* **WHAT TO WORK ON**
Quote the records beneath, complete and exact. Leave out images.

* **RECORDS SUPPLIED**
— START —

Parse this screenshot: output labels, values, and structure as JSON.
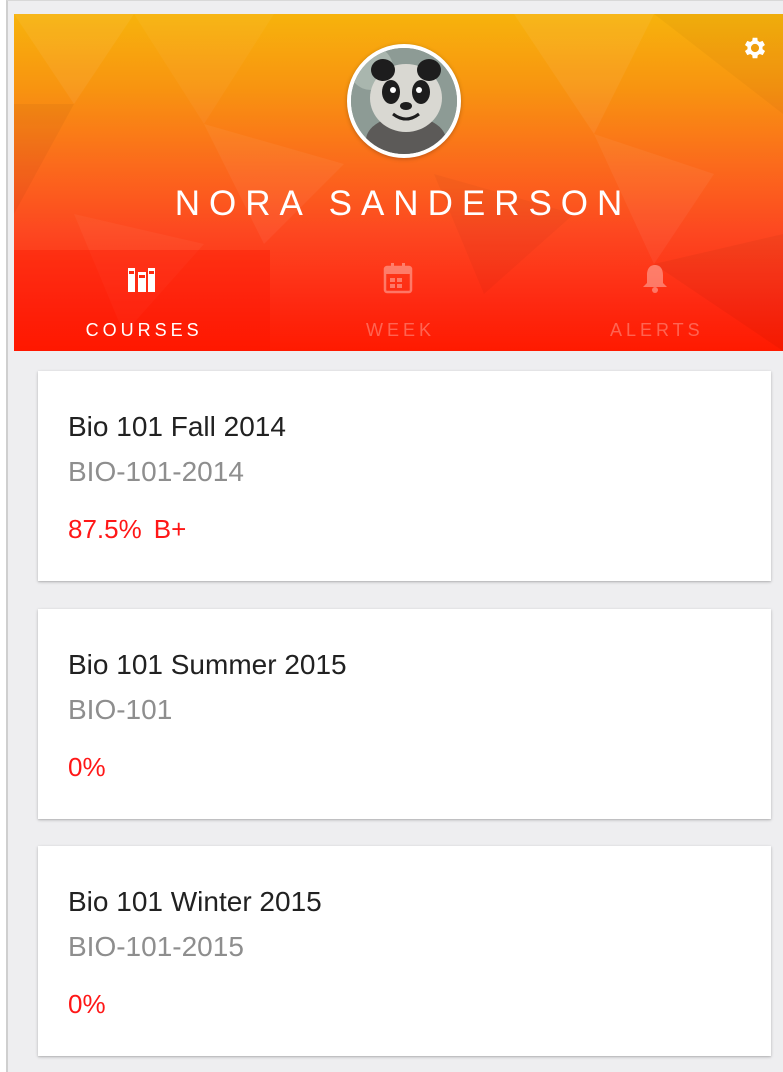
{
  "profile": {
    "name": "NORA SANDERSON",
    "avatar_icon": "avatar-panda-photo"
  },
  "header": {
    "settings_icon": "gear-icon",
    "gradient_top": "#f7b30c",
    "gradient_bottom": "#ff1a00"
  },
  "tabs": [
    {
      "label": "COURSES",
      "icon": "courses-icon",
      "active": true
    },
    {
      "label": "WEEK",
      "icon": "calendar-icon",
      "active": false
    },
    {
      "label": "ALERTS",
      "icon": "bell-icon",
      "active": false
    }
  ],
  "courses": [
    {
      "title": "Bio 101 Fall 2014",
      "code": "BIO-101-2014",
      "percent": "87.5%",
      "letter": "B+"
    },
    {
      "title": "Bio 101 Summer 2015",
      "code": "BIO-101",
      "percent": "0%",
      "letter": ""
    },
    {
      "title": "Bio 101 Winter 2015",
      "code": "BIO-101-2015",
      "percent": "0%",
      "letter": ""
    }
  ],
  "colors": {
    "grade_red": "#ff1717",
    "background": "#eeeef0"
  }
}
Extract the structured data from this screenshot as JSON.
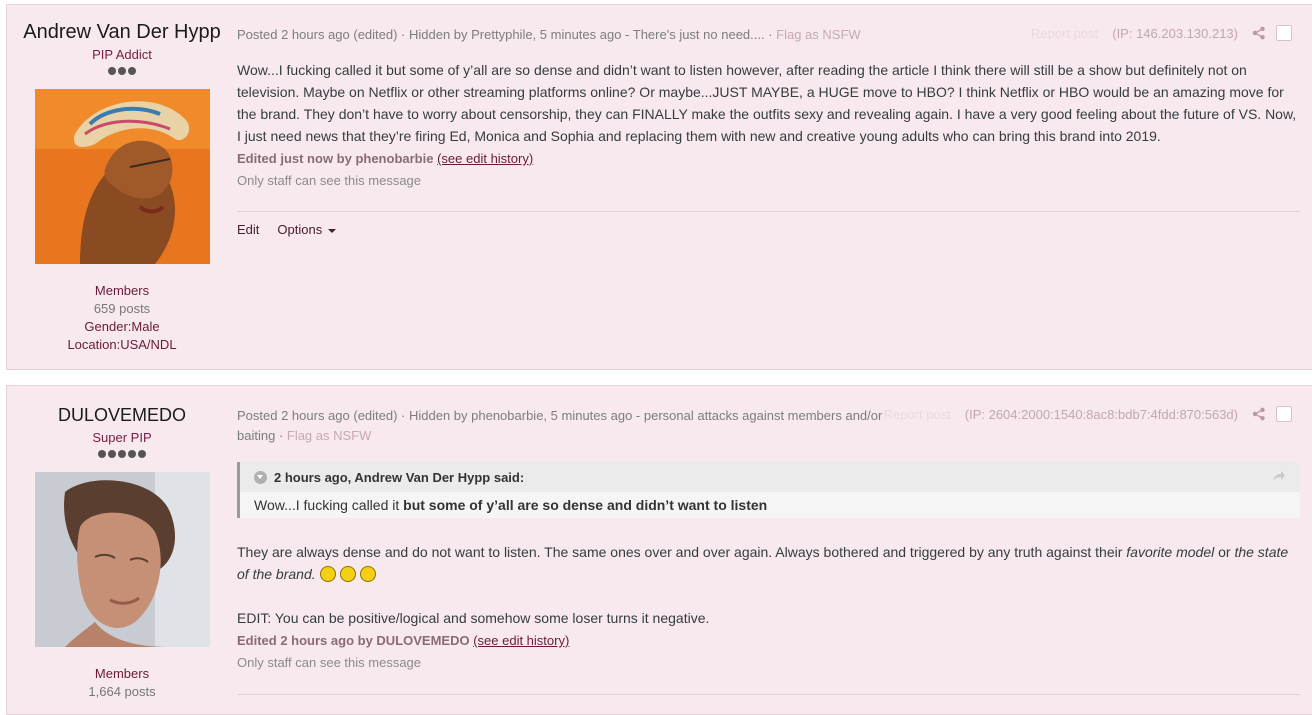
{
  "posts": [
    {
      "author": {
        "name": "Andrew Van Der Hypp",
        "rank": "PIP Addict",
        "group": "Members",
        "posts": "659 posts",
        "gender": "Gender:Male",
        "location": "Location:USA/NDL"
      },
      "header": {
        "posted": "Posted 2 hours ago (edited) · Hidden by Prettyphile, 5 minutes ago - There's just no need.... · ",
        "flag": "Flag as NSFW",
        "report": "Report post",
        "ip": "(IP: 146.203.130.213)"
      },
      "body": "Wow...I fucking called it but some of y’all are so dense and didn’t want to listen  however, after reading the article I think there will still be a show but definitely not on television. Maybe on Netflix or other streaming platforms online? Or maybe...JUST MAYBE, a HUGE move to HBO? I think Netflix or HBO would be an amazing move for the brand. They don’t have to worry about censorship, they can FINALLY make the outfits sexy and revealing again. I have a very good feeling about the future of VS. Now, I just need news that they’re firing Ed, Monica and Sophia and replacing them with new and creative young adults who can bring this brand into 2019.",
      "edited": "Edited just now by phenobarbie",
      "edit_history": "(see edit history)",
      "staff_note": "Only staff can see this message",
      "controls": {
        "edit": "Edit",
        "options": "Options"
      }
    },
    {
      "author": {
        "name": "DULOVEMEDO",
        "rank": "Super PIP",
        "group": "Members",
        "posts": "1,664 posts"
      },
      "header": {
        "posted": "Posted 2 hours ago (edited) · Hidden by phenobarbie, 5 minutes ago - personal attacks against members and/or baiting · ",
        "flag": "Flag as NSFW",
        "report": "Report post",
        "ip": "(IP: 2604:2000:1540:8ac8:bdb7:4fdd:870:563d)"
      },
      "quote": {
        "citation": "2 hours ago, Andrew Van Der Hypp said:",
        "text_plain": "Wow...I fucking called it ",
        "text_bold": "but some of y’all are so dense and didn’t want to listen"
      },
      "body_part1": "They are always dense and do not want to listen. The same ones over and over again. Always bothered and triggered by any truth against their ",
      "body_em1": "favorite model",
      "body_mid": " or ",
      "body_em2": "the state of the brand.",
      "body_edit": "EDIT: You can be positive/logical and somehow some loser turns it negative.",
      "edited": "Edited 2 hours ago by DULOVEMEDO",
      "edit_history": "(see edit history)",
      "staff_note": "Only staff can see this message"
    }
  ]
}
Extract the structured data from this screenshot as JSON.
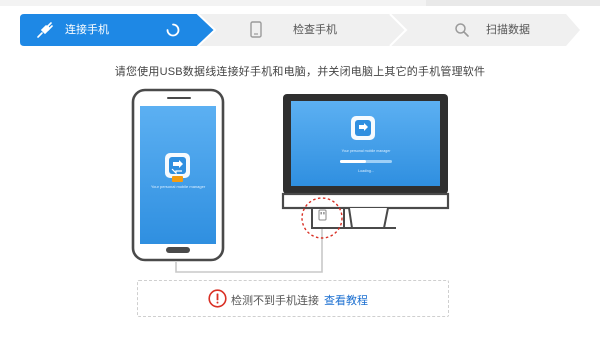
{
  "steps": [
    {
      "label": "连接手机",
      "state": "active"
    },
    {
      "label": "检查手机",
      "state": "pending"
    },
    {
      "label": "扫描数据",
      "state": "pending"
    }
  ],
  "instruction": "请您使用USB数据线连接好手机和电脑，并关闭电脑上其它的手机管理软件",
  "phone_screen": {
    "caption": "Your personal mobile manager"
  },
  "monitor_screen": {
    "caption": "Your personal mobile manager",
    "progress_text": "Loading...",
    "progress": 0.5
  },
  "status": {
    "message": "检测不到手机连接",
    "link_label": "查看教程"
  },
  "colors": {
    "accent": "#1e88e5",
    "step_inactive": "#f0f0f0",
    "warning": "#d93025",
    "link": "#1b6fd0",
    "screen_blue": "#3d9be9"
  },
  "icons": {
    "step1": "plug-icon",
    "step1_spinner": "spinner-icon",
    "step2": "phone-icon",
    "step3": "search-icon",
    "status": "warning-icon",
    "usb": "usb-plug-icon"
  }
}
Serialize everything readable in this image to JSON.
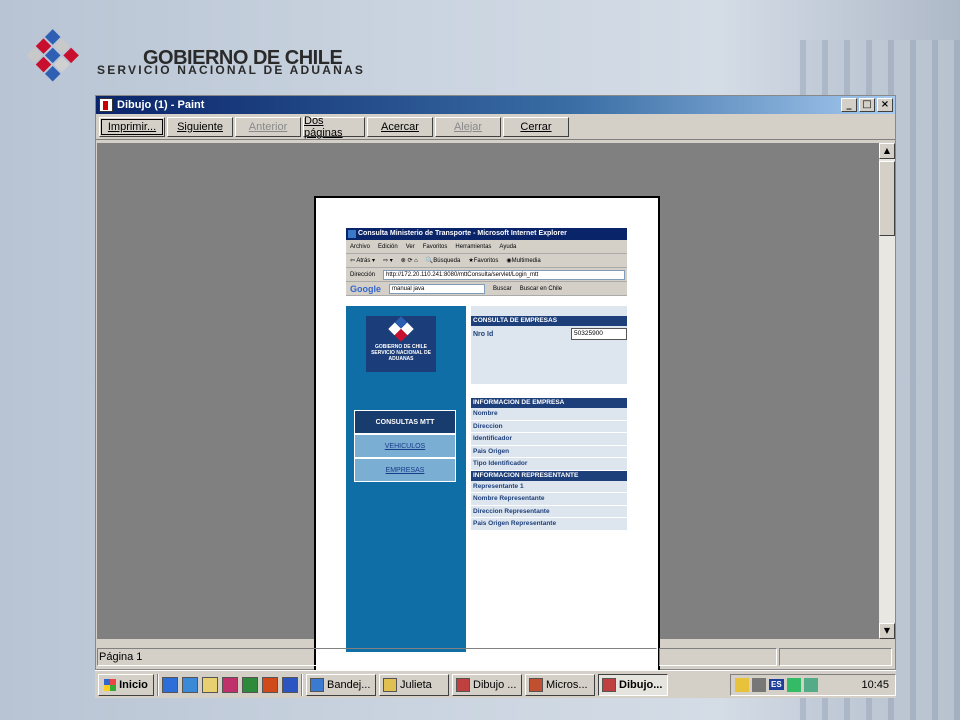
{
  "header": {
    "brand_title": "GOBIERNO DE CHILE",
    "brand_subtitle": "SERVICIO NACIONAL DE ADUANAS"
  },
  "paint_window": {
    "title": "Dibujo (1) - Paint",
    "controls": [
      "_",
      "□",
      "×"
    ],
    "toolbar": [
      {
        "label": "Imprimir...",
        "enabled": true,
        "w": 66
      },
      {
        "label": "Siguiente",
        "enabled": true,
        "w": 66
      },
      {
        "label": "Anterior",
        "enabled": false,
        "w": 66
      },
      {
        "label": "Dos páginas",
        "enabled": true,
        "w": 62
      },
      {
        "label": "Acercar",
        "enabled": true,
        "w": 66
      },
      {
        "label": "Alejar",
        "enabled": false,
        "w": 66
      },
      {
        "label": "Cerrar",
        "enabled": true,
        "w": 66
      }
    ],
    "status": {
      "page": "Página 1"
    }
  },
  "preview": {
    "ie_title": "Consulta Ministerio de Transporte - Microsoft Internet Explorer",
    "menu": [
      "Archivo",
      "Edición",
      "Ver",
      "Favoritos",
      "Herramientas",
      "Ayuda"
    ],
    "toolbar": [
      "Atrás",
      "Búsqueda",
      "Favoritos",
      "Multimedia"
    ],
    "address_label": "Dirección",
    "address": "http://172.20.110.241:8080/mttConsulta/servlet/Login_mtt",
    "google_label": "Google",
    "google_query": "manual java",
    "google_buttons": [
      "Buscar",
      "Buscar en Chile"
    ],
    "logo_text": "GOBIERNO DE CHILE SERVICIO NACIONAL DE ADUANAS",
    "menu_head": "CONSULTAS MTT",
    "menu_links": [
      "VEHICULOS",
      "EMPRESAS"
    ],
    "consulta_header": "CONSULTA DE EMPRESAS",
    "nro_id_label": "Nro Id",
    "nro_id_value": "50325900",
    "info_header": "INFORMACION DE EMPRESA",
    "info_fields": [
      "Nombre",
      "Direccion",
      "Identificador",
      "Pais Origen",
      "Tipo Identificador"
    ],
    "rep_header": "INFORMACION REPRESENTANTE",
    "rep_fields": [
      "Representante 1",
      "Nombre Representante",
      "Direccion Representante",
      "Pais Origen Representante"
    ]
  },
  "taskbar": {
    "start": "Inicio",
    "quick_launch": [
      "ie-icon",
      "outlook-icon",
      "notepad-icon",
      "access-icon",
      "excel-icon",
      "powerpoint-icon",
      "word-icon"
    ],
    "tasks": [
      {
        "label": "Bandej...",
        "w": 70,
        "active": false
      },
      {
        "label": "Julieta",
        "w": 70,
        "active": false
      },
      {
        "label": "Dibujo ...",
        "w": 70,
        "active": false
      },
      {
        "label": "Micros...",
        "w": 70,
        "active": false
      },
      {
        "label": "Dibujo...",
        "w": 70,
        "active": true
      }
    ],
    "language": "ES",
    "clock": "10:45"
  }
}
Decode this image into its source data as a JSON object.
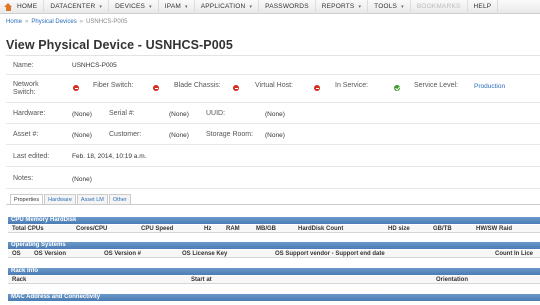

— END —

* **OUTPUT OF THE EXERCISE**
Parse this screenshot: output labels, values, and structure as JSON.
{
  "profile": {
    "name": "NORA SANDERSON",
    "avatar_icon": "avatar-panda-photo"
  },
  "header": {
    "settings_icon": "gear-icon",
    "gradient_top": "#f7b30c",
    "gradient_bottom": "#ff1a00"
  },
  "tabs": [
    {
      "label": "COURSES",
      "icon": "courses-icon",
      "active": true
    },
    {
      "label": "WEEK",
      "icon": "calendar-icon",
      "active": false
    },
    {
      "label": "ALERTS",
      "icon": "bell-icon",
      "active": false
    }
  ],
  "courses": [
    {
      "title": "Bio 101 Fall 2014",
      "code": "BIO-101-2014",
      "percent": "87.5%",
      "letter": "B+"
    },
    {
      "title": "Bio 101 Summer 2015",
      "code": "BIO-101",
      "percent": "0%",
      "letter": ""
    },
    {
      "title": "Bio 101 Winter 2015",
      "code": "BIO-101-2015",
      "percent": "0%",
      "letter": ""
    }
  ],
  "colors": {
    "grade_red": "#ff1717",
    "background": "#eeeef0"
  }
}
Extract the structured data from this screenshot as JSON.
{
  "posts": [
    {
      "author": {
        "name": "Andrew Van Der Hypp",
        "rank": "PIP Addict",
        "group": "Members",
        "posts": "659 posts",
        "gender": "Gender:Male",
        "location": "Location:USA/NDL"
      },
      "header": {
        "posted": "Posted 2 hours ago (edited) · Hidden by Prettyphile, 5 minutes ago - There's just no need.... · ",
        "flag": "Flag as NSFW",
        "report": "Report post",
        "ip": "(IP: 146.203.130.213)"
      },
      "body": "Wow...I fucking called it but some of y’all are so dense and didn’t want to listen  however, after reading the article I think there will still be a show but definitely not on television. Maybe on Netflix or other streaming platforms online? Or maybe...JUST MAYBE, a HUGE move to HBO? I think Netflix or HBO would be an amazing move for the brand. They don’t have to worry about censorship, they can FINALLY make the outfits sexy and revealing again. I have a very good feeling about the future of VS. Now, I just need news that they’re firing Ed, Monica and Sophia and replacing them with new and creative young adults who can bring this brand into 2019.",
      "edited": "Edited just now by phenobarbie",
      "edit_history": "(see edit history)",
      "staff_note": "Only staff can see this message",
      "controls": {
        "edit": "Edit",
        "options": "Options"
      }
    },
    {
      "author": {
        "name": "DULOVEMEDO",
        "rank": "Super PIP",
        "group": "Members",
        "posts": "1,664 posts"
      },
      "header": {
        "posted": "Posted 2 hours ago (edited) · Hidden by phenobarbie, 5 minutes ago - personal attacks against members and/or baiting · ",
        "flag": "Flag as NSFW",
        "report": "Report post",
        "ip": "(IP: 2604:2000:1540:8ac8:bdb7:4fdd:870:563d)"
      },
      "quote": {
        "citation": "2 hours ago, Andrew Van Der Hypp said:",
        "text_plain": "Wow...I fucking called it ",
        "text_bold": "but some of y’all are so dense and didn’t want to listen"
      },
      "body_part1": "They are always dense and do not want to listen. The same ones over and over again. Always bothered and triggered by any truth against their ",
      "body_em1": "favorite model",
      "body_mid": " or ",
      "body_em2": "the state of the brand.",
      "body_edit": "EDIT: You can be positive/logical and somehow some loser turns it negative.",
      "edited": "Edited 2 hours ago by DULOVEMEDO",
      "edit_history": "(see edit history)",
      "staff_note": "Only staff can see this message"
    }
  ]
}
Extract the structured data from this screenshot as JSON.
{
  "steps": [
    {
      "label": "连接手机",
      "state": "active"
    },
    {
      "label": "检查手机",
      "state": "pending"
    },
    {
      "label": "扫描数据",
      "state": "pending"
    }
  ],
  "instruction": "请您使用USB数据线连接好手机和电脑，并关闭电脑上其它的手机管理软件",
  "phone_screen": {
    "caption": "Your personal mobile manager"
  },
  "monitor_screen": {
    "caption": "Your personal mobile manager",
    "progress_text": "Loading...",
    "progress": 0.5
  },
  "status": {
    "message": "检测不到手机连接",
    "link_label": "查看教程"
  },
  "colors": {
    "accent": "#1e88e5",
    "step_inactive": "#f0f0f0",
    "warning": "#d93025",
    "link": "#1b6fd0",
    "screen_blue": "#3d9be9"
  },
  "icons": {
    "step1": "plug-icon",
    "step1_spinner": "spinner-icon",
    "step2": "phone-icon",
    "step3": "search-icon",
    "status": "warning-icon",
    "usb": "usb-plug-icon"
  }
}
Serialize everything readable in this image to JSON.
{
  "header": {
    "brand_title": "GOBIERNO DE CHILE",
    "brand_subtitle": "SERVICIO NACIONAL DE ADUANAS"
  },
  "paint_window": {
    "title": "Dibujo (1) - Paint",
    "controls": [
      "_",
      "□",
      "×"
    ],
    "toolbar": [
      {
        "label": "Imprimir...",
        "enabled": true,
        "w": 66
      },
      {
        "label": "Siguiente",
        "enabled": true,
        "w": 66
      },
      {
        "label": "Anterior",
        "enabled": false,
        "w": 66
      },
      {
        "label": "Dos páginas",
        "enabled": true,
        "w": 62
      },
      {
        "label": "Acercar",
        "enabled": true,
        "w": 66
      },
      {
        "label": "Alejar",
        "enabled": false,
        "w": 66
      },
      {
        "label": "Cerrar",
        "enabled": true,
        "w": 66
      }
    ],
    "status": {
      "page": "Página 1"
    }
  },
  "preview": {
    "ie_title": "Consulta Ministerio de Transporte - Microsoft Internet Explorer",
    "menu": [
      "Archivo",
      "Edición",
      "Ver",
      "Favoritos",
      "Herramientas",
      "Ayuda"
    ],
    "toolbar": [
      "Atrás",
      "Búsqueda",
      "Favoritos",
      "Multimedia"
    ],
    "address_label": "Dirección",
    "address": "http://172.20.110.241:8080/mttConsulta/servlet/Login_mtt",
    "google_label": "Google",
    "google_query": "manual java",
    "google_buttons": [
      "Buscar",
      "Buscar en Chile"
    ],
    "logo_text": "GOBIERNO DE CHILE SERVICIO NACIONAL DE ADUANAS",
    "menu_head": "CONSULTAS MTT",
    "menu_links": [
      "VEHICULOS",
      "EMPRESAS"
    ],
    "consulta_header": "CONSULTA DE EMPRESAS",
    "nro_id_label": "Nro Id",
    "nro_id_value": "50325900",
    "info_header": "INFORMACION DE EMPRESA",
    "info_fields": [
      "Nombre",
      "Direccion",
      "Identificador",
      "Pais Origen",
      "Tipo Identificador"
    ],
    "rep_header": "INFORMACION REPRESENTANTE",
    "rep_fields": [
      "Representante 1",
      "Nombre Representante",
      "Direccion Representante",
      "Pais Origen Representante"
    ]
  },
  "taskbar": {
    "start": "Inicio",
    "quick_launch": [
      "ie-icon",
      "outlook-icon",
      "notepad-icon",
      "access-icon",
      "excel-icon",
      "powerpoint-icon",
      "word-icon"
    ],
    "tasks": [
      {
        "label": "Bandej...",
        "w": 70,
        "active": false
      },
      {
        "label": "Julieta",
        "w": 70,
        "active": false
      },
      {
        "label": "Dibujo ...",
        "w": 70,
        "active": false
      },
      {
        "label": "Micros...",
        "w": 70,
        "active": false
      },
      {
        "label": "Dibujo...",
        "w": 70,
        "active": true
      }
    ],
    "language": "ES",
    "clock": "10:45"
  }
}
Decode this image into its source data as a JSON object.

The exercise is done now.